Instruction. Print the full listing exactly.

Records for the exercise.
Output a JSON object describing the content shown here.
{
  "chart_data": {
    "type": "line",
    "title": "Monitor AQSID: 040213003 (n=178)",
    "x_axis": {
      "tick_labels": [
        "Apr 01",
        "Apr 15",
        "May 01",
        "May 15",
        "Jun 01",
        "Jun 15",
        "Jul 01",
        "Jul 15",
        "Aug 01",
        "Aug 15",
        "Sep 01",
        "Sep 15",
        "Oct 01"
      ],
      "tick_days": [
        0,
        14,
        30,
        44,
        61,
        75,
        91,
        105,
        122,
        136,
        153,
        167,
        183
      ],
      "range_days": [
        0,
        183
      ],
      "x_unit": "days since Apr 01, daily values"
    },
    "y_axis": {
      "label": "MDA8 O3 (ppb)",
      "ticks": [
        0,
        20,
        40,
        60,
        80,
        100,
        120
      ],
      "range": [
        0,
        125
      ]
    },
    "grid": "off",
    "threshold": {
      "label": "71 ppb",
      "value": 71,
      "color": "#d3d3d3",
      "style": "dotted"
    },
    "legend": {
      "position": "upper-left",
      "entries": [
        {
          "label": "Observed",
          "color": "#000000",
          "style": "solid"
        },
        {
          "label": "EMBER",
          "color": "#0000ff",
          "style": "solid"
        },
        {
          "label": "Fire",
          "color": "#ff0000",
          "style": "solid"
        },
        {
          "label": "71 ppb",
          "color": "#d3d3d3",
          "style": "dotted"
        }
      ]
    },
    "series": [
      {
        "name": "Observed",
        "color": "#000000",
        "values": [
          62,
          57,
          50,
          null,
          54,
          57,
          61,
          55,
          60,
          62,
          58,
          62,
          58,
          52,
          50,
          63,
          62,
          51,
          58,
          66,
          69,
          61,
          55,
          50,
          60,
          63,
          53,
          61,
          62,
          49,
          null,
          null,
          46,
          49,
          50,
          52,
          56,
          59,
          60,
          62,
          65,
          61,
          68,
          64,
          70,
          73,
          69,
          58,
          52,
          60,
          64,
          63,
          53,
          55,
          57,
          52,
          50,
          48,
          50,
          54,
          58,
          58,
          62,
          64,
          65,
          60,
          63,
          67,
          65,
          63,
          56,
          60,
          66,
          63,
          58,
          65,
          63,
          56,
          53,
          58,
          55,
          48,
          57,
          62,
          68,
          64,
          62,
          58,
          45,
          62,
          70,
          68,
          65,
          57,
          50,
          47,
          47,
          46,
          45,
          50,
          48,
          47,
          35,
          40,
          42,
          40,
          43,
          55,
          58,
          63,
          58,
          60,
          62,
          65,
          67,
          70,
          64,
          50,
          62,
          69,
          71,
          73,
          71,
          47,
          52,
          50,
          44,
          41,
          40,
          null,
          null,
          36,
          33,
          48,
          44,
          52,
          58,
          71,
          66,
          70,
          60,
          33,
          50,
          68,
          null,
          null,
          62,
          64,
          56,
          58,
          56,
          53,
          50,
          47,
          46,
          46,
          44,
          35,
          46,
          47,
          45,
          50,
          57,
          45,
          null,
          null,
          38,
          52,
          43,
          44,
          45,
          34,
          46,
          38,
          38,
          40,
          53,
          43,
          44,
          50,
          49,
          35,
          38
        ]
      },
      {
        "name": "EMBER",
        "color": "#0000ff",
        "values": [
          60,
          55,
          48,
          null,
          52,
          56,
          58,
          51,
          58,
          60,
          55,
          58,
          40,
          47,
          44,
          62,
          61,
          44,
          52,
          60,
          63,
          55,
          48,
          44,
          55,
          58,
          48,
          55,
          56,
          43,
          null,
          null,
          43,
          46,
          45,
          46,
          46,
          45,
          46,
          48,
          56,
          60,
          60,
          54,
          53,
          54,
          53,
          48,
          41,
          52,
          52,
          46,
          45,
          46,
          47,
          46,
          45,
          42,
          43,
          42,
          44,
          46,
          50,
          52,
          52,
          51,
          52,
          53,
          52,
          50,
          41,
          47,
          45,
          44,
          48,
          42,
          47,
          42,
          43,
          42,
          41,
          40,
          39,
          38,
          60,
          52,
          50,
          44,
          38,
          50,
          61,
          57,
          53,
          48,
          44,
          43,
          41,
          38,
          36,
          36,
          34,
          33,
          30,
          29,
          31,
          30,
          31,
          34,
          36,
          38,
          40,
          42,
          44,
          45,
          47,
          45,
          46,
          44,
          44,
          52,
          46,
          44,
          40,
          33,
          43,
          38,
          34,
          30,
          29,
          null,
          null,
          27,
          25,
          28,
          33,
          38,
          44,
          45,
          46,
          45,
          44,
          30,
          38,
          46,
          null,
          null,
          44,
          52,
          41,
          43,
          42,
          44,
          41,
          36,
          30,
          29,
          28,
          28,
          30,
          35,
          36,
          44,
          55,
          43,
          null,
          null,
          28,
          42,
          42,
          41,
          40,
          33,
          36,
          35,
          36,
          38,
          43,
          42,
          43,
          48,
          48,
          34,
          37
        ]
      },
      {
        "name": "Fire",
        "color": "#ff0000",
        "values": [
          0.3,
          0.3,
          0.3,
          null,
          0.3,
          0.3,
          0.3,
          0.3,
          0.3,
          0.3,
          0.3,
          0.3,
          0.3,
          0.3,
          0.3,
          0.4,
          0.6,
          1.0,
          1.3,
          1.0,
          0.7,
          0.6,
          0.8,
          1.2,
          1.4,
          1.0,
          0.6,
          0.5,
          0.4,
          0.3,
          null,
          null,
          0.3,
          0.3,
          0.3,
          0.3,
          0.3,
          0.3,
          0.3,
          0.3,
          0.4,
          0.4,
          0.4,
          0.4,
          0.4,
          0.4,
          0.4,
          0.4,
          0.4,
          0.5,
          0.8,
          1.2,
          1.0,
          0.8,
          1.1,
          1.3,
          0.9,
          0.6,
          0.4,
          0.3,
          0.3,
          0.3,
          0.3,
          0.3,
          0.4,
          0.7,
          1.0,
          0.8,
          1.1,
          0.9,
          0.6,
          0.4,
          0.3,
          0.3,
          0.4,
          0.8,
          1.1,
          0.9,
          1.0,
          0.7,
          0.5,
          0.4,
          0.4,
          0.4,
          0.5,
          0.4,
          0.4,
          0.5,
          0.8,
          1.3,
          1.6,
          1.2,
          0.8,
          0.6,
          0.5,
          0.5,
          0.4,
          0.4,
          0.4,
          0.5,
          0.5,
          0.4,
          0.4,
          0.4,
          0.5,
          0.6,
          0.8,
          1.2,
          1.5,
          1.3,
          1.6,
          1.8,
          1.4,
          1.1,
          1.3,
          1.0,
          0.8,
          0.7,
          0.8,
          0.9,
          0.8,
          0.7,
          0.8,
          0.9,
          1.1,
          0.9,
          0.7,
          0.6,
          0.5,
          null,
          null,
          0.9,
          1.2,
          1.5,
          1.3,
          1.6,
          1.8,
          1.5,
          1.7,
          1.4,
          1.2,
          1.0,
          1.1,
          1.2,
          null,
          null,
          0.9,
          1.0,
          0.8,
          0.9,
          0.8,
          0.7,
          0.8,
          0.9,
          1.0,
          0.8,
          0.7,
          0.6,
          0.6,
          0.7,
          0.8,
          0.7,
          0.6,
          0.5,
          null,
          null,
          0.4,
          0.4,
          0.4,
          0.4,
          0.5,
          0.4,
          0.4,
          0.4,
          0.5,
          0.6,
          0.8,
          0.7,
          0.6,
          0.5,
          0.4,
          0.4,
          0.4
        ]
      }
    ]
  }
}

Exercise response.
Output a JSON object describing the content shown here.
{
  "chart_data": {
    "type": "line",
    "title": "Monitor AQSID: 040213003 (n=178)",
    "x_axis": {
      "tick_labels": [
        "Apr 01",
        "Apr 15",
        "May 01",
        "May 15",
        "Jun 01",
        "Jun 15",
        "Jul 01",
        "Jul 15",
        "Aug 01",
        "Aug 15",
        "Sep 01",
        "Sep 15",
        "Oct 01"
      ],
      "tick_days": [
        0,
        14,
        30,
        44,
        61,
        75,
        91,
        105,
        122,
        136,
        153,
        167,
        183
      ],
      "range_days": [
        0,
        183
      ],
      "x_unit": "days since Apr 01, daily values"
    },
    "y_axis": {
      "label": "MDA8 O3 (ppb)",
      "ticks": [
        0,
        20,
        40,
        60,
        80,
        100,
        120
      ],
      "range": [
        0,
        125
      ]
    },
    "grid": "off",
    "threshold": {
      "label": "71 ppb",
      "value": 71,
      "color": "#d3d3d3",
      "style": "dotted"
    },
    "legend": {
      "position": "upper-left",
      "entries": [
        {
          "label": "Observed",
          "color": "#000000",
          "style": "solid"
        },
        {
          "label": "EMBER",
          "color": "#0000ff",
          "style": "solid"
        },
        {
          "label": "Fire",
          "color": "#ff0000",
          "style": "solid"
        },
        {
          "label": "71 ppb",
          "color": "#d3d3d3",
          "style": "dotted"
        }
      ]
    },
    "series": [
      {
        "name": "Observed",
        "color": "#000000",
        "values": [
          62,
          57,
          50,
          null,
          54,
          57,
          61,
          55,
          60,
          62,
          58,
          62,
          58,
          52,
          50,
          63,
          62,
          51,
          58,
          66,
          69,
          61,
          55,
          50,
          60,
          63,
          53,
          61,
          62,
          49,
          null,
          null,
          46,
          49,
          50,
          52,
          56,
          59,
          60,
          62,
          65,
          61,
          68,
          64,
          70,
          73,
          69,
          58,
          52,
          60,
          64,
          63,
          53,
          55,
          57,
          52,
          50,
          48,
          50,
          54,
          58,
          58,
          62,
          64,
          65,
          60,
          63,
          67,
          65,
          63,
          56,
          60,
          66,
          63,
          58,
          65,
          63,
          56,
          53,
          58,
          55,
          48,
          57,
          62,
          68,
          64,
          62,
          58,
          45,
          62,
          70,
          68,
          65,
          57,
          50,
          47,
          47,
          46,
          45,
          50,
          48,
          47,
          35,
          40,
          42,
          40,
          43,
          55,
          58,
          63,
          58,
          60,
          62,
          65,
          67,
          70,
          64,
          50,
          62,
          69,
          71,
          73,
          71,
          47,
          52,
          50,
          44,
          41,
          40,
          null,
          null,
          36,
          33,
          48,
          44,
          52,
          58,
          71,
          66,
          70,
          60,
          33,
          50,
          68,
          null,
          null,
          62,
          64,
          56,
          58,
          56,
          53,
          50,
          47,
          46,
          46,
          44,
          35,
          46,
          47,
          45,
          50,
          57,
          45,
          null,
          null,
          38,
          52,
          43,
          44,
          45,
          34,
          46,
          38,
          38,
          40,
          53,
          43,
          44,
          50,
          49,
          35,
          38
        ]
      },
      {
        "name": "EMBER",
        "color": "#0000ff",
        "values": [
          60,
          55,
          48,
          null,
          52,
          56,
          58,
          51,
          58,
          60,
          55,
          58,
          40,
          47,
          44,
          62,
          61,
          44,
          52,
          60,
          63,
          55,
          48,
          44,
          55,
          58,
          48,
          55,
          56,
          43,
          null,
          null,
          43,
          46,
          45,
          46,
          46,
          45,
          46,
          48,
          56,
          60,
          60,
          54,
          53,
          54,
          53,
          48,
          41,
          52,
          52,
          46,
          45,
          46,
          47,
          46,
          45,
          42,
          43,
          42,
          44,
          46,
          50,
          52,
          52,
          51,
          52,
          53,
          52,
          50,
          41,
          47,
          45,
          44,
          48,
          42,
          47,
          42,
          43,
          42,
          41,
          40,
          39,
          38,
          60,
          52,
          50,
          44,
          38,
          50,
          61,
          57,
          53,
          48,
          44,
          43,
          41,
          38,
          36,
          36,
          34,
          33,
          30,
          29,
          31,
          30,
          31,
          34,
          36,
          38,
          40,
          42,
          44,
          45,
          47,
          45,
          46,
          44,
          44,
          52,
          46,
          44,
          40,
          33,
          43,
          38,
          34,
          30,
          29,
          null,
          null,
          27,
          25,
          28,
          33,
          38,
          44,
          45,
          46,
          45,
          44,
          30,
          38,
          46,
          null,
          null,
          44,
          52,
          41,
          43,
          42,
          44,
          41,
          36,
          30,
          29,
          28,
          28,
          30,
          35,
          36,
          44,
          55,
          43,
          null,
          null,
          28,
          42,
          42,
          41,
          40,
          33,
          36,
          35,
          36,
          38,
          43,
          42,
          43,
          48,
          48,
          34,
          37
        ]
      },
      {
        "name": "Fire",
        "color": "#ff0000",
        "values": [
          0.3,
          0.3,
          0.3,
          null,
          0.3,
          0.3,
          0.3,
          0.3,
          0.3,
          0.3,
          0.3,
          0.3,
          0.3,
          0.3,
          0.3,
          0.4,
          0.6,
          1.0,
          1.3,
          1.0,
          0.7,
          0.6,
          0.8,
          1.2,
          1.4,
          1.0,
          0.6,
          0.5,
          0.4,
          0.3,
          null,
          null,
          0.3,
          0.3,
          0.3,
          0.3,
          0.3,
          0.3,
          0.3,
          0.3,
          0.4,
          0.4,
          0.4,
          0.4,
          0.4,
          0.4,
          0.4,
          0.4,
          0.4,
          0.5,
          0.8,
          1.2,
          1.0,
          0.8,
          1.1,
          1.3,
          0.9,
          0.6,
          0.4,
          0.3,
          0.3,
          0.3,
          0.3,
          0.3,
          0.4,
          0.7,
          1.0,
          0.8,
          1.1,
          0.9,
          0.6,
          0.4,
          0.3,
          0.3,
          0.4,
          0.8,
          1.1,
          0.9,
          1.0,
          0.7,
          0.5,
          0.4,
          0.4,
          0.4,
          0.5,
          0.4,
          0.4,
          0.5,
          0.8,
          1.3,
          1.6,
          1.2,
          0.8,
          0.6,
          0.5,
          0.5,
          0.4,
          0.4,
          0.4,
          0.5,
          0.5,
          0.4,
          0.4,
          0.4,
          0.5,
          0.6,
          0.8,
          1.2,
          1.5,
          1.3,
          1.6,
          1.8,
          1.4,
          1.1,
          1.3,
          1.0,
          0.8,
          0.7,
          0.8,
          0.9,
          0.8,
          0.7,
          0.8,
          0.9,
          1.1,
          0.9,
          0.7,
          0.6,
          0.5,
          null,
          null,
          0.9,
          1.2,
          1.5,
          1.3,
          1.6,
          1.8,
          1.5,
          1.7,
          1.4,
          1.2,
          1.0,
          1.1,
          1.2,
          null,
          null,
          0.9,
          1.0,
          0.8,
          0.9,
          0.8,
          0.7,
          0.8,
          0.9,
          1.0,
          0.8,
          0.7,
          0.6,
          0.6,
          0.7,
          0.8,
          0.7,
          0.6,
          0.5,
          null,
          null,
          0.4,
          0.4,
          0.4,
          0.4,
          0.5,
          0.4,
          0.4,
          0.4,
          0.5,
          0.6,
          0.8,
          0.7,
          0.6,
          0.5,
          0.4,
          0.4,
          0.4
        ]
      }
    ]
  }
}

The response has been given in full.